Desconocidos olímpicamente por la gran mayoría de peruanos, un nada desdeñable porcentaje de candidatos que aspiran a formar parte del próximo Congreso participan de esta por decir lo menos singular característica: la de ser gentes con poca o casi ninguna experiencia en el ejercicio profesional de la política. Lo cual, desde luego, posee la indiscutible ventaja de que, al no haber transitado por los a menudo tortuosos caminos de esta, estarían exentos de las “secuelas”, de los “daños colaterales”, de los “nefastos efectos” que de ordinario suele acarrear su incursión en ella, y, por tanto, serían los prospectos perfectos para revertir la pésima imagen que, gracias a las sabandijas que conformaron el anterior Legislativo, hoy tenemos de los congresistas; mientras que, por otro lado y al mismo tiempo, el ser nuevos en política conlleva la también indiscutible desventaja de que, al no haber tenido participación en cargo político ninguno, vale decir, al carecer de “historial” que dé cuenta de su desempeño, son estos, y lo que podrían llegar a hacer de alcanzar un escaño en el nuevo Congreso, poco menos que una verdadera incógnita.

____________________

Problema a resolver:
Responde estas preguntas sobre el texto de los candidatos al Congreso:
1. ¿Por quiénes son desconocidos estos candidatos?
2. ¿A quiénes se atribuye la pésima imagen que hoy se tiene de los congresistas?
3. ¿Qué son estos candidatos, y lo que podrían hacer con un escaño, al carecer de historial?

____________________

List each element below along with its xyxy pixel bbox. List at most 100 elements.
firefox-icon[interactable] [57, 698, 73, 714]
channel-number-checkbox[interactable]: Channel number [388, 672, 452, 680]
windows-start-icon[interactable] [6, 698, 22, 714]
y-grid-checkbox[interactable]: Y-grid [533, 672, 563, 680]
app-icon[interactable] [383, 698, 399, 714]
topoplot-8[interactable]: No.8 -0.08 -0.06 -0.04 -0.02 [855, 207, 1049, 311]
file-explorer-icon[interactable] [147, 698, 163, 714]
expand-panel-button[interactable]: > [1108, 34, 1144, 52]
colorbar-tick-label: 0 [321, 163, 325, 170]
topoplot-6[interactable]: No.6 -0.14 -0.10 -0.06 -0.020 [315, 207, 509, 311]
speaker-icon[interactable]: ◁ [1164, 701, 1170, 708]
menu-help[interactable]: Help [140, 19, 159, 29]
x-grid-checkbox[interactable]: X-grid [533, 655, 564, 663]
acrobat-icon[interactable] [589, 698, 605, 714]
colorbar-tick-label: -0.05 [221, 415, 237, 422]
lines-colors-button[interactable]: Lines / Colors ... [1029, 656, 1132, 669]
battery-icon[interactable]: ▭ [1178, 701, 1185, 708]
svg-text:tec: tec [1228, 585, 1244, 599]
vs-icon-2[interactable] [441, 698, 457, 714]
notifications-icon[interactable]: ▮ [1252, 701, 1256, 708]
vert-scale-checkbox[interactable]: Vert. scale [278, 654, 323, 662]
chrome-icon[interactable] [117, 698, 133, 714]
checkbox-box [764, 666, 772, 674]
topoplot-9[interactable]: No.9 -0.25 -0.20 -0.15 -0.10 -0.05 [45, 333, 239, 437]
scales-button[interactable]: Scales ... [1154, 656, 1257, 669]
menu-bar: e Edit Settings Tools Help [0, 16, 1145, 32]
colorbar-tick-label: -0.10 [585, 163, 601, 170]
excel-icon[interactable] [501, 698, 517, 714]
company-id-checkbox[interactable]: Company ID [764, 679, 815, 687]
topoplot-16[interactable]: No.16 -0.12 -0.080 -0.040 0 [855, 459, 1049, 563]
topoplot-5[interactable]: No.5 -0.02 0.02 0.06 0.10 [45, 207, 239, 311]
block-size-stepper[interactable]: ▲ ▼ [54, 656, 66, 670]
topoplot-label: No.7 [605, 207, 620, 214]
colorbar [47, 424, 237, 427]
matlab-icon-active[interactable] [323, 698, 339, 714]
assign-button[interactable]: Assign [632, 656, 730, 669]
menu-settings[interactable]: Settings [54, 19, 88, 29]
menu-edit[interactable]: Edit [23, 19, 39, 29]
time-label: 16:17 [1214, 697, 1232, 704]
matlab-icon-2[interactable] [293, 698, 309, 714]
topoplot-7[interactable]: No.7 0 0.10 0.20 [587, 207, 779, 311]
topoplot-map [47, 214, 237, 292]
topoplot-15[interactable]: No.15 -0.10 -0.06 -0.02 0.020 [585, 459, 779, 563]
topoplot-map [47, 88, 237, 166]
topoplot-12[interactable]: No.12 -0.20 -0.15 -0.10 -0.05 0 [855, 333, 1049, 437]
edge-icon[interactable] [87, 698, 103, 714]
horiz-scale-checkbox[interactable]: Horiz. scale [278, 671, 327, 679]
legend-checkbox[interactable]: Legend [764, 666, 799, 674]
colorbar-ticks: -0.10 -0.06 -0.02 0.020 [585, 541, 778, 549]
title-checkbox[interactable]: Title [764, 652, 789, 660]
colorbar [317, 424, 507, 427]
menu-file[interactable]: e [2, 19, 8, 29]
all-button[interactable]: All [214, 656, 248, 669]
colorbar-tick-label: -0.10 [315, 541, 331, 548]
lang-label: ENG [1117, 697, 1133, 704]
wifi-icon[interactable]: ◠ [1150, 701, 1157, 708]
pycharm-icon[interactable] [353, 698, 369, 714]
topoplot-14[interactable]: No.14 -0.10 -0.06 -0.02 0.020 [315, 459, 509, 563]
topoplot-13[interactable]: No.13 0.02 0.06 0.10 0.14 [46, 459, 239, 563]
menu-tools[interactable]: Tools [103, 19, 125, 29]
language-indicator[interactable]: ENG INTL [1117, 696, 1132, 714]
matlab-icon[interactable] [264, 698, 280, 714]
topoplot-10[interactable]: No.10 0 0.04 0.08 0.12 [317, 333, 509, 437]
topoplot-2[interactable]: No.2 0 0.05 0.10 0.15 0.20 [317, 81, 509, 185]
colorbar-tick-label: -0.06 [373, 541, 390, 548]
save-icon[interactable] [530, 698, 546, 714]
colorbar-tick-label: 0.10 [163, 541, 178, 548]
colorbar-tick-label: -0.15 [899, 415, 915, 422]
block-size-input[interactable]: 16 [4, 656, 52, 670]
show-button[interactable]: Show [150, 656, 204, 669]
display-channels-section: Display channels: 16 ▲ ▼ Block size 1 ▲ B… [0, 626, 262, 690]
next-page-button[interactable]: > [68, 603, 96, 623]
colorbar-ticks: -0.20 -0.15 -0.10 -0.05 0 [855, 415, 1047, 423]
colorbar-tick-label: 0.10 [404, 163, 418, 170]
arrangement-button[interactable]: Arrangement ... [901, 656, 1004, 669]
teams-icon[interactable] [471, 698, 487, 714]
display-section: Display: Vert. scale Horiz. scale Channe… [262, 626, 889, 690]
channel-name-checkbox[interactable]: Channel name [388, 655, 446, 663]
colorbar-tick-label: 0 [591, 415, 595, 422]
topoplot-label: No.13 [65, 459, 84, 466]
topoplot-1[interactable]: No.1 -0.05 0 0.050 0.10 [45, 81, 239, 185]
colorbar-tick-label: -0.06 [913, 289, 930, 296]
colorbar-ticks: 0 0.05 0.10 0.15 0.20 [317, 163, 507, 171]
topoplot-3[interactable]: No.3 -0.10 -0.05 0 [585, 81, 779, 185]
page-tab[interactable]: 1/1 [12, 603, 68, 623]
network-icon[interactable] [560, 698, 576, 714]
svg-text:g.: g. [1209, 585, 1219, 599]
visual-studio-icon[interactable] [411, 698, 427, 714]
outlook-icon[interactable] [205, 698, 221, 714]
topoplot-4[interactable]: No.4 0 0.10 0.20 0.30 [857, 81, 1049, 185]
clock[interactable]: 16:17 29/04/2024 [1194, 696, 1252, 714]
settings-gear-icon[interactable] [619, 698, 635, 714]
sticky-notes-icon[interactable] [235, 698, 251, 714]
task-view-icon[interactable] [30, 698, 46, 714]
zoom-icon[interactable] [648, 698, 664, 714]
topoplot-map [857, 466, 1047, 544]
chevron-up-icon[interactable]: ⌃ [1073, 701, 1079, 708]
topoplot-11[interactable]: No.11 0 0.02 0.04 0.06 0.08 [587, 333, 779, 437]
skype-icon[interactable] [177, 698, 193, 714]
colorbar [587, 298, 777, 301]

____________________

Respuesta correcta:
1. Son desconocidos por la gran mayoría de peruanos.
2. Se atribuye a las sabandijas que conformaron el anterior Legislativo.
3. Son poco menos que una verdadera incógnita.